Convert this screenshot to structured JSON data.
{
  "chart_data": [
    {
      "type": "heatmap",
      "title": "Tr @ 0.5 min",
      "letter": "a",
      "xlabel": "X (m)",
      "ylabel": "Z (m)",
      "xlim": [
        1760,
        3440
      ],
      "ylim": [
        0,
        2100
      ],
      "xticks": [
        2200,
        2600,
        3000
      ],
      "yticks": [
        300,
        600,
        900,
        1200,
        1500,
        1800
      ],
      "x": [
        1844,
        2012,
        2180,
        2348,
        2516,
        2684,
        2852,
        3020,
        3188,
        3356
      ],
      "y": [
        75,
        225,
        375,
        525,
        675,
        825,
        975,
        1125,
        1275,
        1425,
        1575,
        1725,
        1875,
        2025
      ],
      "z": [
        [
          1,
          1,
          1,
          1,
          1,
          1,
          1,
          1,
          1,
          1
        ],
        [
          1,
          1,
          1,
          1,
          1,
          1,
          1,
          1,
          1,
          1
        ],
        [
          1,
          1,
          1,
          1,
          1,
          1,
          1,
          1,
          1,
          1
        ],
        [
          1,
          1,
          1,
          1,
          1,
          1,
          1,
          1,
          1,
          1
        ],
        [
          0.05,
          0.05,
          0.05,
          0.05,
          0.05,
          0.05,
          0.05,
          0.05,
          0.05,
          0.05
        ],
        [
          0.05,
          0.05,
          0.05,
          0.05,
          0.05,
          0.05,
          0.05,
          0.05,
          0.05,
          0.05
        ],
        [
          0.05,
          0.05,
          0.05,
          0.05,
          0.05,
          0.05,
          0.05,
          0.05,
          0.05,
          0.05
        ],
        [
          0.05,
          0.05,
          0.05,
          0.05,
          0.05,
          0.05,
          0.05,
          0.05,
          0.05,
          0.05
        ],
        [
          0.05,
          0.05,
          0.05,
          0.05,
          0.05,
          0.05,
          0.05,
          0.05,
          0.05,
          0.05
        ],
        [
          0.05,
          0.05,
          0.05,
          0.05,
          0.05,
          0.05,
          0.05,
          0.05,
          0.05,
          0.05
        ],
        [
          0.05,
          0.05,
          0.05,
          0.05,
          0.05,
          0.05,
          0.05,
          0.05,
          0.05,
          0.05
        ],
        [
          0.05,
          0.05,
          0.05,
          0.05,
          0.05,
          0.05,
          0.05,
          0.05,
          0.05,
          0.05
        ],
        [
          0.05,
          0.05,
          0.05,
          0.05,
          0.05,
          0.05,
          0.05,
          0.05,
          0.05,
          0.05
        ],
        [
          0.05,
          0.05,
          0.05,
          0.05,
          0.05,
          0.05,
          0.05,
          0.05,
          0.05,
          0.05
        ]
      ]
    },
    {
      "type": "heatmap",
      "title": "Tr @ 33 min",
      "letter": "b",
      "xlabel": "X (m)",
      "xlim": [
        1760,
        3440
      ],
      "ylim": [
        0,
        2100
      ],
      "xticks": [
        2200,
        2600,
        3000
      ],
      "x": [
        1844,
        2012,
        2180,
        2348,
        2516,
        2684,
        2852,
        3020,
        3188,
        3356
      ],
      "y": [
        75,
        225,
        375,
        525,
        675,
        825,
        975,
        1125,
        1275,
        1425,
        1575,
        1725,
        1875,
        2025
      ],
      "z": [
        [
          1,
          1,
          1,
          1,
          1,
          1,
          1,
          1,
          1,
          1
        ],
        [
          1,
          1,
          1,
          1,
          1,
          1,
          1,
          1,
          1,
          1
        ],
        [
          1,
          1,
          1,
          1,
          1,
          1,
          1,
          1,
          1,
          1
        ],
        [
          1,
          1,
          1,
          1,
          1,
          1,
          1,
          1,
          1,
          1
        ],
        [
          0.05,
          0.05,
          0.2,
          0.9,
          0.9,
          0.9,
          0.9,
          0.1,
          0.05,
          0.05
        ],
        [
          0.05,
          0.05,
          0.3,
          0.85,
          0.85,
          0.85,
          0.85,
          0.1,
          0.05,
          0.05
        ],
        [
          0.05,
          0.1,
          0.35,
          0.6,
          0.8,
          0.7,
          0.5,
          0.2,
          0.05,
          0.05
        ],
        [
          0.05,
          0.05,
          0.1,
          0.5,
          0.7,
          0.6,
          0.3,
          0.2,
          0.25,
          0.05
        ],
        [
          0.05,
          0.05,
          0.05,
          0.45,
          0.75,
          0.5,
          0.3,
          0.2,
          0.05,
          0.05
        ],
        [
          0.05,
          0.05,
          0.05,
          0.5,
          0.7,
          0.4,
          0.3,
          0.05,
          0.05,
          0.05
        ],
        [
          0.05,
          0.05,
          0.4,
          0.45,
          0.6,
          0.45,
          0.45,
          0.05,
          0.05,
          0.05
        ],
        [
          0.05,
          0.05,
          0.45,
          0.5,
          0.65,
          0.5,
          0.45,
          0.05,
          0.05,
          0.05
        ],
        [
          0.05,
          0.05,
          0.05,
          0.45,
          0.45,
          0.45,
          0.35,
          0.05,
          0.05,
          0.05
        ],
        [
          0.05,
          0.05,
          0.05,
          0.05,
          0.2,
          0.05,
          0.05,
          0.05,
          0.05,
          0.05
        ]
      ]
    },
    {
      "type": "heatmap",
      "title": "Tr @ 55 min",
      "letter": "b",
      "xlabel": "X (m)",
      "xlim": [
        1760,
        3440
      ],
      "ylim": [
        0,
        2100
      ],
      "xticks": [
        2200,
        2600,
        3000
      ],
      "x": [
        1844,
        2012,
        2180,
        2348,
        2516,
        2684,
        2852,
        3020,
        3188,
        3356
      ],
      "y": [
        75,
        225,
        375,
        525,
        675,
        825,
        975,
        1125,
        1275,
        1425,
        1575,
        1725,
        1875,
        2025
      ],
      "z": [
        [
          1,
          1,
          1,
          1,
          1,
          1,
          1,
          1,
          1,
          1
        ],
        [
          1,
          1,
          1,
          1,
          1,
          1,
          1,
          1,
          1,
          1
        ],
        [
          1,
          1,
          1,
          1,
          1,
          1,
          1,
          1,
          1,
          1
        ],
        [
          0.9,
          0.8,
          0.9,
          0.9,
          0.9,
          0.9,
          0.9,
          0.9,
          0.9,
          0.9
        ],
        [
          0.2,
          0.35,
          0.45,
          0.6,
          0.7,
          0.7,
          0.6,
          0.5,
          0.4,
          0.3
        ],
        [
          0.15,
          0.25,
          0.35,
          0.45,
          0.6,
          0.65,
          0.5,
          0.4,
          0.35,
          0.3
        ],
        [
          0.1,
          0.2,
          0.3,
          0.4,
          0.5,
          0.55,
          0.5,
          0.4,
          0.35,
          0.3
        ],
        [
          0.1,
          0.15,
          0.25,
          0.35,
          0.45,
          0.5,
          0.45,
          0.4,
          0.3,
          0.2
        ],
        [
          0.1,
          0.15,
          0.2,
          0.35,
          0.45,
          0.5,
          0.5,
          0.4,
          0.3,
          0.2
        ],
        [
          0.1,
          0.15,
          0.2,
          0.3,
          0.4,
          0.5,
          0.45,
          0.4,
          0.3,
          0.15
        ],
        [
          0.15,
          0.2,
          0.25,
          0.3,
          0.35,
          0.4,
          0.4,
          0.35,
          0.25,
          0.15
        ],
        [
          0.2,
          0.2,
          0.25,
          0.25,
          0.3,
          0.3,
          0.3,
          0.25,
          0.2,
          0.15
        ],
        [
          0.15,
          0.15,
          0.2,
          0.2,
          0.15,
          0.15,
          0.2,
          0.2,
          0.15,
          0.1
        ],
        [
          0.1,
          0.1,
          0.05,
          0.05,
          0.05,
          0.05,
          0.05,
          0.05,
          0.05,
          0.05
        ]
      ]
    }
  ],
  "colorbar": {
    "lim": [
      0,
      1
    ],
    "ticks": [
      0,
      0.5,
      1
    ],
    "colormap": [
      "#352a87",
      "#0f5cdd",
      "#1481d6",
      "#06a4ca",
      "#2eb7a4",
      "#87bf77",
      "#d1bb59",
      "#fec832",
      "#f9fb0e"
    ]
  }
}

Objective =>
Return every line in the listing that contains the word "title".

Complete response =>
      "title": "Tr @ 0.5 min",
      "title": "Tr @ 33 min",
      "title": "Tr @ 55 min",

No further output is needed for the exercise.